Begin Entries

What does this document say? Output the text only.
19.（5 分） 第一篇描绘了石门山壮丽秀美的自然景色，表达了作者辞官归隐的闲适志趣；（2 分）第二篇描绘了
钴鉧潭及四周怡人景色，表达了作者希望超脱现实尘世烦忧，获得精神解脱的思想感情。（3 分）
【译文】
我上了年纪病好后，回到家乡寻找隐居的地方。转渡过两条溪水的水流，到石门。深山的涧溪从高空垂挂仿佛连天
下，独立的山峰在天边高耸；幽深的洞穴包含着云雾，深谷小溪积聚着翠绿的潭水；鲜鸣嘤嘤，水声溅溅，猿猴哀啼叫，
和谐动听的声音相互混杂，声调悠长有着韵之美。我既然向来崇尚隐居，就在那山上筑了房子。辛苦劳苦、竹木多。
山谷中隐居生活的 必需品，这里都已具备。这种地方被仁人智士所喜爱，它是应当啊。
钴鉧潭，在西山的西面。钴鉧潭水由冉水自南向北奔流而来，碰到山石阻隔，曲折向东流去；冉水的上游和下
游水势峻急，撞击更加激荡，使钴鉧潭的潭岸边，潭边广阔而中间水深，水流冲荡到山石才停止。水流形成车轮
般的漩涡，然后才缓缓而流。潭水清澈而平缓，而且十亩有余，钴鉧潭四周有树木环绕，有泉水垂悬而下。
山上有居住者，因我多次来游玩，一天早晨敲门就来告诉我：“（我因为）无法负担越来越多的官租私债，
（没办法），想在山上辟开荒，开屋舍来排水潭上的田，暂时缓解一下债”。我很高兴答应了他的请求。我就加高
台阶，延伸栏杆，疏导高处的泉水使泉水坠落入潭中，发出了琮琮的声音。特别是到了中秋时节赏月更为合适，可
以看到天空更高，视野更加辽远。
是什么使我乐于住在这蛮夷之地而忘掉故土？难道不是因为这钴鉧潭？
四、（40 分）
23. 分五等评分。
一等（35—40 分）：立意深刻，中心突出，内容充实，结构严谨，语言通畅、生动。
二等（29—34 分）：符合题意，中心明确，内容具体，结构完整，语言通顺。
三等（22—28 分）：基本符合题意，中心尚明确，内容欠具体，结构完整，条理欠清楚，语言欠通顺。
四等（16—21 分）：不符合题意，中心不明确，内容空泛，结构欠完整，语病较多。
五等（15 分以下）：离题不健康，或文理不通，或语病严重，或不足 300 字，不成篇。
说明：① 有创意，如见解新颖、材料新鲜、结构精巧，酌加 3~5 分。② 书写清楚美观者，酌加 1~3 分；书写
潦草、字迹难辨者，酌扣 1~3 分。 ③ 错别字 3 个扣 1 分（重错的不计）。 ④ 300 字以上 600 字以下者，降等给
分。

End Entries

• Exercise: Extract from the material all lines containing the string "结构完整".

• Response for this exercise:
二等（29—34 分）：符合题意，中心明确，内容具体，结构完整，语言通顺。
三等（22—28 分）：基本符合题意，中心尚明确，内容欠具体，结构完整，条理欠清楚，语言欠通顺。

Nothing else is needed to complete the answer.